Exercise requirements: Below is a set of entries. Reproduce exactly the lines from the one containing "Give me a plain-text" through the end, both included.

::::::::

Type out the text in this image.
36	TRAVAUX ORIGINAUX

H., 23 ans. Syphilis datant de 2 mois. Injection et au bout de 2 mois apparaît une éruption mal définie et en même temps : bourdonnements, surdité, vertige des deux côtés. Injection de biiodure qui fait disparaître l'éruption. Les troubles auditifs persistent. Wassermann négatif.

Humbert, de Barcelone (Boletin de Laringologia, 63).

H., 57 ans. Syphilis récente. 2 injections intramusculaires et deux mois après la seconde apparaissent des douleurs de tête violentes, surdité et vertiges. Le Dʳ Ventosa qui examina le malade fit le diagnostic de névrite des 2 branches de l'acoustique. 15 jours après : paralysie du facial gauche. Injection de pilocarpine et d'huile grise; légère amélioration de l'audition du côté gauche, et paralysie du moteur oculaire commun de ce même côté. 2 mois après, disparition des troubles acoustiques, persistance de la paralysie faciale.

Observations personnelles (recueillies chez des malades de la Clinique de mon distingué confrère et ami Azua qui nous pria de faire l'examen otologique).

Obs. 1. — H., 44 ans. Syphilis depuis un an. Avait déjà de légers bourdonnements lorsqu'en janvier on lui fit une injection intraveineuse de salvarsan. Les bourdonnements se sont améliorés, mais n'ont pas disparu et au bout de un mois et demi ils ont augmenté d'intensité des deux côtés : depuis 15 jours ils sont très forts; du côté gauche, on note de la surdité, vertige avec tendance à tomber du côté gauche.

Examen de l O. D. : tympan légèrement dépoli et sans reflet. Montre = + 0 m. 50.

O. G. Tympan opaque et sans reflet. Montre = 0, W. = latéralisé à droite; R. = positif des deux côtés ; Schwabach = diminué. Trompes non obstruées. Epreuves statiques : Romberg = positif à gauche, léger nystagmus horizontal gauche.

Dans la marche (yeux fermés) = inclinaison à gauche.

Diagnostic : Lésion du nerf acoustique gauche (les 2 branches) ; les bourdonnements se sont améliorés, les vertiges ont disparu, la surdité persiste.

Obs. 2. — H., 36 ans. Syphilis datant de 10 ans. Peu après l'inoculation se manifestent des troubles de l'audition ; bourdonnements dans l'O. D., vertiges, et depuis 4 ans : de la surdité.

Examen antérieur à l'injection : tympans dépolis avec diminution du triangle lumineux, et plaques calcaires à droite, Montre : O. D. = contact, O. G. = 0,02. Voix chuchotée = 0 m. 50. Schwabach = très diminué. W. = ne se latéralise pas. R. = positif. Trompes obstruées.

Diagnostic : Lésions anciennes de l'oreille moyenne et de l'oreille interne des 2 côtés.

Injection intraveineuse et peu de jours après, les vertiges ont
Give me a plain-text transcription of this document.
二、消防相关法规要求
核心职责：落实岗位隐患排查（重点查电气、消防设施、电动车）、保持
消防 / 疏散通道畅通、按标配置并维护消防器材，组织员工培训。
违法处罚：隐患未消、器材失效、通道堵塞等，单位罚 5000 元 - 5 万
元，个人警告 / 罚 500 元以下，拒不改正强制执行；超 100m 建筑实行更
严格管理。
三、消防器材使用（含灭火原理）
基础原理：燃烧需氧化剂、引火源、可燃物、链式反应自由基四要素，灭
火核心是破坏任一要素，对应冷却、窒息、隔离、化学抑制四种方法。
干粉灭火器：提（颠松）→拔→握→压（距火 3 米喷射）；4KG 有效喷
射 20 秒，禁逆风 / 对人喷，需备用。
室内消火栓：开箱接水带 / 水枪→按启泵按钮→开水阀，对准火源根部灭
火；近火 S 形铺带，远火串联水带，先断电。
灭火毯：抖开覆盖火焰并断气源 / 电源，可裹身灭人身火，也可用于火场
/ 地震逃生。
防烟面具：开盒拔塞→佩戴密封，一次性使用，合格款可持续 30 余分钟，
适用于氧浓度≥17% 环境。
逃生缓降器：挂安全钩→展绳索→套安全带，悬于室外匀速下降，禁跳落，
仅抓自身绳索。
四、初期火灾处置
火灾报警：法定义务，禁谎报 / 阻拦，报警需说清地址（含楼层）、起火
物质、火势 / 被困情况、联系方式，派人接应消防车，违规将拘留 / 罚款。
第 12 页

::::::::

Problem solution:
Give me a plain-text transcription of this document.
二、消防相关法规要求
核心职责：落实岗位隐患排查（重点查电气、消防设施、电动车）、保持
消防 / 疏散通道畅通、按标配置并维护消防器材，组织员工培训。
违法处罚：隐患未消、器材失效、通道堵塞等，单位罚 5000 元 - 5 万
元，个人警告 / 罚 500 元以下，拒不改正强制执行；超 100m 建筑实行更
严格管理。
三、消防器材使用（含灭火原理）
基础原理：燃烧需氧化剂、引火源、可燃物、链式反应自由基四要素，灭
火核心是破坏任一要素，对应冷却、窒息、隔离、化学抑制四种方法。
干粉灭火器：提（颠松）→拔→握→压（距火 3 米喷射）；4KG 有效喷
射 20 秒，禁逆风 / 对人喷，需备用。
室内消火栓：开箱接水带 / 水枪→按启泵按钮→开水阀，对准火源根部灭
火；近火 S 形铺带，远火串联水带，先断电。
灭火毯：抖开覆盖火焰并断气源 / 电源，可裹身灭人身火，也可用于火场
/ 地震逃生。
防烟面具：开盒拔塞→佩戴密封，一次性使用，合格款可持续 30 余分钟，
适用于氧浓度≥17% 环境。
逃生缓降器：挂安全钩→展绳索→套安全带，悬于室外匀速下降，禁跳落，
仅抓自身绳索。
四、初期火灾处置
火灾报警：法定义务，禁谎报 / 阻拦，报警需说清地址（含楼层）、起火
物质、火势 / 被困情况、联系方式，派人接应消防车，违规将拘留 / 罚款。
第 12 页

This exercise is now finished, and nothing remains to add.